● Records provided:
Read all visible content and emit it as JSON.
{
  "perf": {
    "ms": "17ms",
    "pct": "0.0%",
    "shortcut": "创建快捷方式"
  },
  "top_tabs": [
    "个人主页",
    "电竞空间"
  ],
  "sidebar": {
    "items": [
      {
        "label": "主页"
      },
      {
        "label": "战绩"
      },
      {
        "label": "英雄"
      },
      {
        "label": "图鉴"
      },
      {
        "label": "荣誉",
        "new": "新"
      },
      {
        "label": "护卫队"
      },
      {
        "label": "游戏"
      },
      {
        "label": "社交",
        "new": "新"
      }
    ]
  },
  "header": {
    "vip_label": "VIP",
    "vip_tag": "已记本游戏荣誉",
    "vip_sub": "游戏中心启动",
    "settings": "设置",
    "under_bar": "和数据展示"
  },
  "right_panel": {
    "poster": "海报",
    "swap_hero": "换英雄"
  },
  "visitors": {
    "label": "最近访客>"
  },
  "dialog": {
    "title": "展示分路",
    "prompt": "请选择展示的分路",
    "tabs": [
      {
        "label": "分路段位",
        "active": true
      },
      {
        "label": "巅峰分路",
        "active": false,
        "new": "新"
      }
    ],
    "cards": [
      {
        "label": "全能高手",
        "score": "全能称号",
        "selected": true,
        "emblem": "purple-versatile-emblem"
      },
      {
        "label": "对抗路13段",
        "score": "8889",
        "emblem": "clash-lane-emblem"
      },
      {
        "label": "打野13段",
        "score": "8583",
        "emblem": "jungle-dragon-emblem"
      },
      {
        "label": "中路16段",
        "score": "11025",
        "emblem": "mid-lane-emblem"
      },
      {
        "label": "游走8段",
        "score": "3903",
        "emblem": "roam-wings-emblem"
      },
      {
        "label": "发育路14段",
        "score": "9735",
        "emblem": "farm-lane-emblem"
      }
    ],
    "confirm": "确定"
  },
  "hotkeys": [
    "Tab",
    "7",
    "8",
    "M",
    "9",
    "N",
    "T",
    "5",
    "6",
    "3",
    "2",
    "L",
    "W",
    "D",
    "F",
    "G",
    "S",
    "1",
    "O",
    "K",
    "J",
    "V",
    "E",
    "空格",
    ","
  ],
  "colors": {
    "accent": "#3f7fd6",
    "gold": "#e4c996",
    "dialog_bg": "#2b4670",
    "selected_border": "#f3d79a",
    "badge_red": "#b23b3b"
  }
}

● Objective: Give all the entries again exactly; leave none out.

● Task output:
Read all visible content and emit it as JSON.
{
  "perf": {
    "ms": "17ms",
    "pct": "0.0%",
    "shortcut": "创建快捷方式"
  },
  "top_tabs": [
    "个人主页",
    "电竞空间"
  ],
  "sidebar": {
    "items": [
      {
        "label": "主页"
      },
      {
        "label": "战绩"
      },
      {
        "label": "英雄"
      },
      {
        "label": "图鉴"
      },
      {
        "label": "荣誉",
        "new": "新"
      },
      {
        "label": "护卫队"
      },
      {
        "label": "游戏"
      },
      {
        "label": "社交",
        "new": "新"
      }
    ]
  },
  "header": {
    "vip_label": "VIP",
    "vip_tag": "已记本游戏荣誉",
    "vip_sub": "游戏中心启动",
    "settings": "设置",
    "under_bar": "和数据展示"
  },
  "right_panel": {
    "poster": "海报",
    "swap_hero": "换英雄"
  },
  "visitors": {
    "label": "最近访客>"
  },
  "dialog": {
    "title": "展示分路",
    "prompt": "请选择展示的分路",
    "tabs": [
      {
        "label": "分路段位",
        "active": true
      },
      {
        "label": "巅峰分路",
        "active": false,
        "new": "新"
      }
    ],
    "cards": [
      {
        "label": "全能高手",
        "score": "全能称号",
        "selected": true,
        "emblem": "purple-versatile-emblem"
      },
      {
        "label": "对抗路13段",
        "score": "8889",
        "emblem": "clash-lane-emblem"
      },
      {
        "label": "打野13段",
        "score": "8583",
        "emblem": "jungle-dragon-emblem"
      },
      {
        "label": "中路16段",
        "score": "11025",
        "emblem": "mid-lane-emblem"
      },
      {
        "label": "游走8段",
        "score": "3903",
        "emblem": "roam-wings-emblem"
      },
      {
        "label": "发育路14段",
        "score": "9735",
        "emblem": "farm-lane-emblem"
      }
    ],
    "confirm": "确定"
  },
  "hotkeys": [
    "Tab",
    "7",
    "8",
    "M",
    "9",
    "N",
    "T",
    "5",
    "6",
    "3",
    "2",
    "L",
    "W",
    "D",
    "F",
    "G",
    "S",
    "1",
    "O",
    "K",
    "J",
    "V",
    "E",
    "空格",
    ","
  ],
  "colors": {
    "accent": "#3f7fd6",
    "gold": "#e4c996",
    "dialog_bg": "#2b4670",
    "selected_border": "#f3d79a",
    "badge_red": "#b23b3b"
  }
}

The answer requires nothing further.